### Goal
Every record below should be printed exactly as given.
════════
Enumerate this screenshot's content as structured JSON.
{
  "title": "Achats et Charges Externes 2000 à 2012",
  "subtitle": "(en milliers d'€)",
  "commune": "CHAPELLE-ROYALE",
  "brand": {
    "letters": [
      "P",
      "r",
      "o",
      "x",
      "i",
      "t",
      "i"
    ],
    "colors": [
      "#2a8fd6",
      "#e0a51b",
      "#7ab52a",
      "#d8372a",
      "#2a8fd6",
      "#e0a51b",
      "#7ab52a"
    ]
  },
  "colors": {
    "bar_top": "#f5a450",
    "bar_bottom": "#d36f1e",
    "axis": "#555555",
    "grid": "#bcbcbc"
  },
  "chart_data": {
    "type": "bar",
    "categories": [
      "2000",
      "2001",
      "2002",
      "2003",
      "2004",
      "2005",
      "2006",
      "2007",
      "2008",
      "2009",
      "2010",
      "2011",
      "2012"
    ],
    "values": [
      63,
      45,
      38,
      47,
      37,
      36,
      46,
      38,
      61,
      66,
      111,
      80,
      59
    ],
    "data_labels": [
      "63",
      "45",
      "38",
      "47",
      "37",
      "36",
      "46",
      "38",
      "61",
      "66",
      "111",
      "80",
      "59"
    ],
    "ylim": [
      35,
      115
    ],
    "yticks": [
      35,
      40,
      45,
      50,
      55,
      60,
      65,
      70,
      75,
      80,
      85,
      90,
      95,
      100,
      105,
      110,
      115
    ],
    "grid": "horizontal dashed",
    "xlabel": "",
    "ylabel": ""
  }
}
════════
### Solved exercise
Enumerate this screenshot's content as structured JSON.
{
  "title": "Achats et Charges Externes 2000 à 2012",
  "subtitle": "(en milliers d'€)",
  "commune": "CHAPELLE-ROYALE",
  "brand": {
    "letters": [
      "P",
      "r",
      "o",
      "x",
      "i",
      "t",
      "i"
    ],
    "colors": [
      "#2a8fd6",
      "#e0a51b",
      "#7ab52a",
      "#d8372a",
      "#2a8fd6",
      "#e0a51b",
      "#7ab52a"
    ]
  },
  "colors": {
    "bar_top": "#f5a450",
    "bar_bottom": "#d36f1e",
    "axis": "#555555",
    "grid": "#bcbcbc"
  },
  "chart_data": {
    "type": "bar",
    "categories": [
      "2000",
      "2001",
      "2002",
      "2003",
      "2004",
      "2005",
      "2006",
      "2007",
      "2008",
      "2009",
      "2010",
      "2011",
      "2012"
    ],
    "values": [
      63,
      45,
      38,
      47,
      37,
      36,
      46,
      38,
      61,
      66,
      111,
      80,
      59
    ],
    "data_labels": [
      "63",
      "45",
      "38",
      "47",
      "37",
      "36",
      "46",
      "38",
      "61",
      "66",
      "111",
      "80",
      "59"
    ],
    "ylim": [
      35,
      115
    ],
    "yticks": [
      35,
      40,
      45,
      50,
      55,
      60,
      65,
      70,
      75,
      80,
      85,
      90,
      95,
      100,
      105,
      110,
      115
    ],
    "grid": "horizontal dashed",
    "xlabel": "",
    "ylabel": ""
  }
}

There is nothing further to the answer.